Stated problem
Identify and reproduce every line holding the string "Training".

Records shown
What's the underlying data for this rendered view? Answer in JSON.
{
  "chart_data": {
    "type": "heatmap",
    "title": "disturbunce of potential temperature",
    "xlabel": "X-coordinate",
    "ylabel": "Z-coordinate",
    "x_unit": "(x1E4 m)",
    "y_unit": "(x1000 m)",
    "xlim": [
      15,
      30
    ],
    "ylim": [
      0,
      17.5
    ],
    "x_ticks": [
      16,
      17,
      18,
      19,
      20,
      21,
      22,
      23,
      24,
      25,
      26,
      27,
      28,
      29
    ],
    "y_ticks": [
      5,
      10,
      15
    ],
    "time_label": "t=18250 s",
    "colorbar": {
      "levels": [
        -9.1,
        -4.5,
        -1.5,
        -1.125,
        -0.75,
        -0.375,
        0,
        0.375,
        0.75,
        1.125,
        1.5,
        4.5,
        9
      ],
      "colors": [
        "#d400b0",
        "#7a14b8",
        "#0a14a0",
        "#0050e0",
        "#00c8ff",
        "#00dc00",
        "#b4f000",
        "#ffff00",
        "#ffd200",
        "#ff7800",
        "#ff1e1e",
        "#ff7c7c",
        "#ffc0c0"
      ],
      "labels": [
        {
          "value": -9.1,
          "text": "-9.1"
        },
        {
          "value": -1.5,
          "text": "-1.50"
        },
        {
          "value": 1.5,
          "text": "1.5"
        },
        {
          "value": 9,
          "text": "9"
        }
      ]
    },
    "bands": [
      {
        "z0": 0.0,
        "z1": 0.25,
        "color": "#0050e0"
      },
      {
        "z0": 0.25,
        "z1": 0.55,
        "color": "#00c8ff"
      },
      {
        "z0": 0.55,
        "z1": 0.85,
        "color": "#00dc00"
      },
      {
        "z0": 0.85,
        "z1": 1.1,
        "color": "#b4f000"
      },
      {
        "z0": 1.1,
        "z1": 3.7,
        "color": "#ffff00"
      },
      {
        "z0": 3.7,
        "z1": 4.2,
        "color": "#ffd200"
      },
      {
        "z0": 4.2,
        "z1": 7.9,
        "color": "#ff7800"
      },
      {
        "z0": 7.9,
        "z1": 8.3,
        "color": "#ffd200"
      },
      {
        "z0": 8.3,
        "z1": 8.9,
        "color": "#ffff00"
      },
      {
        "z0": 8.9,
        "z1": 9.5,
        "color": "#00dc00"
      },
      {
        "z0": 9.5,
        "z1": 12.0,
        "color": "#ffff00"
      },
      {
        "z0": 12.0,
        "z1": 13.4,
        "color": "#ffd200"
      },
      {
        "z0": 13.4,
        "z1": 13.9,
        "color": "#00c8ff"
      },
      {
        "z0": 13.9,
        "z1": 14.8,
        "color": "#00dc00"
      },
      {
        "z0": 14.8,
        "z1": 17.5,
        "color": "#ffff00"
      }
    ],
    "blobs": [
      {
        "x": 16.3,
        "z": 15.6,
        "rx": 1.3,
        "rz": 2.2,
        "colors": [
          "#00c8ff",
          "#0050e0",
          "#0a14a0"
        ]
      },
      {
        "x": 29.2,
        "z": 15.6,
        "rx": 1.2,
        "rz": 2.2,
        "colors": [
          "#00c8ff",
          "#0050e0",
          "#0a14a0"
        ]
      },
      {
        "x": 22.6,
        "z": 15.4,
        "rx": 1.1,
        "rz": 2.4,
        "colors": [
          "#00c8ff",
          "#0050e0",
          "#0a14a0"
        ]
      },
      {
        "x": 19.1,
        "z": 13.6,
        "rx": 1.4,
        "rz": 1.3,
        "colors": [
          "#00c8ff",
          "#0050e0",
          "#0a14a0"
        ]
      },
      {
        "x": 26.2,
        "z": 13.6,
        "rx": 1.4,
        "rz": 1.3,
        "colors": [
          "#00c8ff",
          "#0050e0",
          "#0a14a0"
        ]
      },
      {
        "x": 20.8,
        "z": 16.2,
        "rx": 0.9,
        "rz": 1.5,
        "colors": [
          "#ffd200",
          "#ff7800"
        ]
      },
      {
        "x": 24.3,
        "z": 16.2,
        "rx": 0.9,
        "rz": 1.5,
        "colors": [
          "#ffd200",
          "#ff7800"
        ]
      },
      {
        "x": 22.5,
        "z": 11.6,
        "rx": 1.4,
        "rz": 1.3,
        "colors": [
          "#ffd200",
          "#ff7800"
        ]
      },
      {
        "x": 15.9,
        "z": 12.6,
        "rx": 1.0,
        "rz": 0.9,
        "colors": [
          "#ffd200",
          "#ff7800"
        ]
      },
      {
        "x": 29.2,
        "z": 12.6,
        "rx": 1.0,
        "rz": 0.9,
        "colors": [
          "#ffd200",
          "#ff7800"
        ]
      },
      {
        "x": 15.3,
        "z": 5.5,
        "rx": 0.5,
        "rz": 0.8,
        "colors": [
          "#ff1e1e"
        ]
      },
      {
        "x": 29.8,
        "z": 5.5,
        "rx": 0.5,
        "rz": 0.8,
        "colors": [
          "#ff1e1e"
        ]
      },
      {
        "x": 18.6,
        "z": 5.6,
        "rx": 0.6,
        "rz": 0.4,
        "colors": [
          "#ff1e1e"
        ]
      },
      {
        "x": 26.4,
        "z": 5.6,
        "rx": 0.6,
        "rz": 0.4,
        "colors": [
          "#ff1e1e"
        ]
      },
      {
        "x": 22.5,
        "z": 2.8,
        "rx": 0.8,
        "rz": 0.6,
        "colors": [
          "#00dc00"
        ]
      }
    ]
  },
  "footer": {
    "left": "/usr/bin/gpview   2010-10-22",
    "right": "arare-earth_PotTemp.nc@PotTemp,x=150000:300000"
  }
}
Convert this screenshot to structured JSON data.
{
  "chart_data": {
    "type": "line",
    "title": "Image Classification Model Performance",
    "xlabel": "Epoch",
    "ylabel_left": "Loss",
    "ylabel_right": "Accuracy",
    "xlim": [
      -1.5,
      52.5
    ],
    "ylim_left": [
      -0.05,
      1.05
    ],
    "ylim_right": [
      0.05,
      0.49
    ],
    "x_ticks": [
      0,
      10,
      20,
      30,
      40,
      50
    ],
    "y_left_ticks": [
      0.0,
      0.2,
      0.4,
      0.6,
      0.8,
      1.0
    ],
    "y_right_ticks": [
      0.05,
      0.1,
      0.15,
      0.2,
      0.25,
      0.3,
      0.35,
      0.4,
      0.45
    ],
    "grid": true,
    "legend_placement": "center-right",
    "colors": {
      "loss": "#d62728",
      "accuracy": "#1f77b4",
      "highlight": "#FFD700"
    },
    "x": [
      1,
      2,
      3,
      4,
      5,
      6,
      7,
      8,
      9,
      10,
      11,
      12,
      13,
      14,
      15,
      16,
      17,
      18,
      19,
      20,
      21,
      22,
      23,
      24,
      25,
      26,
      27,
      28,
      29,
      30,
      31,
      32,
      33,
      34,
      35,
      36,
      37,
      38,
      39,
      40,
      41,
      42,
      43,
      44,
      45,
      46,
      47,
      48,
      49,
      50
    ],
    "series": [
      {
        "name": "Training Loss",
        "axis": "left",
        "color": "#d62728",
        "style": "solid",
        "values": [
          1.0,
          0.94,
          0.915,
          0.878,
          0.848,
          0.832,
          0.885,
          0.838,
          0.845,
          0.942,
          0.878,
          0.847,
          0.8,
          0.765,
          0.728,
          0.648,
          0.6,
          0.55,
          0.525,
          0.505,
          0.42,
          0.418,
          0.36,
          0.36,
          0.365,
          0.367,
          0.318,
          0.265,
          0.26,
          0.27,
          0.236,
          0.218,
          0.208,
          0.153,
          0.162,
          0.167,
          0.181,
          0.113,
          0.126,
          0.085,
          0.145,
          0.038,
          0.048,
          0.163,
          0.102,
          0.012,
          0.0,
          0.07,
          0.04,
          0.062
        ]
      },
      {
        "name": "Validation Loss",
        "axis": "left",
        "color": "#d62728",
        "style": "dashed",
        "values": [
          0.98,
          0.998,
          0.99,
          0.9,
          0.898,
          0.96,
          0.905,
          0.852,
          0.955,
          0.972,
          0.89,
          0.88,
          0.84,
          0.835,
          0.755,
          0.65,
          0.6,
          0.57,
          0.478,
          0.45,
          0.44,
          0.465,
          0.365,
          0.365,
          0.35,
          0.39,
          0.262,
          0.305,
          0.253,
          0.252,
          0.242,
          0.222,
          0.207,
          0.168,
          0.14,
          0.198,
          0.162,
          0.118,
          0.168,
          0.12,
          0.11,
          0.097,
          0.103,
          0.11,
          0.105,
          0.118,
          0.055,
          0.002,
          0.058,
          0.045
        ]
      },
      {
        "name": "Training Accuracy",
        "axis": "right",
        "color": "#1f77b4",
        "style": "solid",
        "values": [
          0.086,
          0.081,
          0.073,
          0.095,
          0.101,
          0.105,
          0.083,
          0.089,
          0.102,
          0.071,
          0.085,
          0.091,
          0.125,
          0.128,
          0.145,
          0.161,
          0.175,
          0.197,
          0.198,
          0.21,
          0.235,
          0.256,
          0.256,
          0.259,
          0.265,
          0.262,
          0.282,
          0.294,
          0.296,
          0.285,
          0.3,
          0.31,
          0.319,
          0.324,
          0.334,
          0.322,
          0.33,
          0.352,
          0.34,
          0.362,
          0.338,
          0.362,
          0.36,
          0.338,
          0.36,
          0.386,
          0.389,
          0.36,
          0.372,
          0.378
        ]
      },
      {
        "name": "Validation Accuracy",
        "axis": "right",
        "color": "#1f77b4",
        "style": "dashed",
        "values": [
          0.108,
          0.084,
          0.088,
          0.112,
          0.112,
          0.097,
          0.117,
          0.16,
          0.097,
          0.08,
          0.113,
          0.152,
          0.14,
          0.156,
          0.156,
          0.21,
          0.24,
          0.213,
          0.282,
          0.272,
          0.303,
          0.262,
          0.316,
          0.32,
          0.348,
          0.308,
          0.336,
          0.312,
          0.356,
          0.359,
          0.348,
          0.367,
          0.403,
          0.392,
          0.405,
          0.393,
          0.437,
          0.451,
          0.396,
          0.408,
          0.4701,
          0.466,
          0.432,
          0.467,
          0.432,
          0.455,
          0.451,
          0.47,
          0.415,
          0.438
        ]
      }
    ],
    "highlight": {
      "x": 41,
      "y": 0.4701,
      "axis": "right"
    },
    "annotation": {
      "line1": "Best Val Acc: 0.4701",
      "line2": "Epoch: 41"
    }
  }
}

Result of this task
        "name": "Training Loss",
        "name": "Training Accuracy",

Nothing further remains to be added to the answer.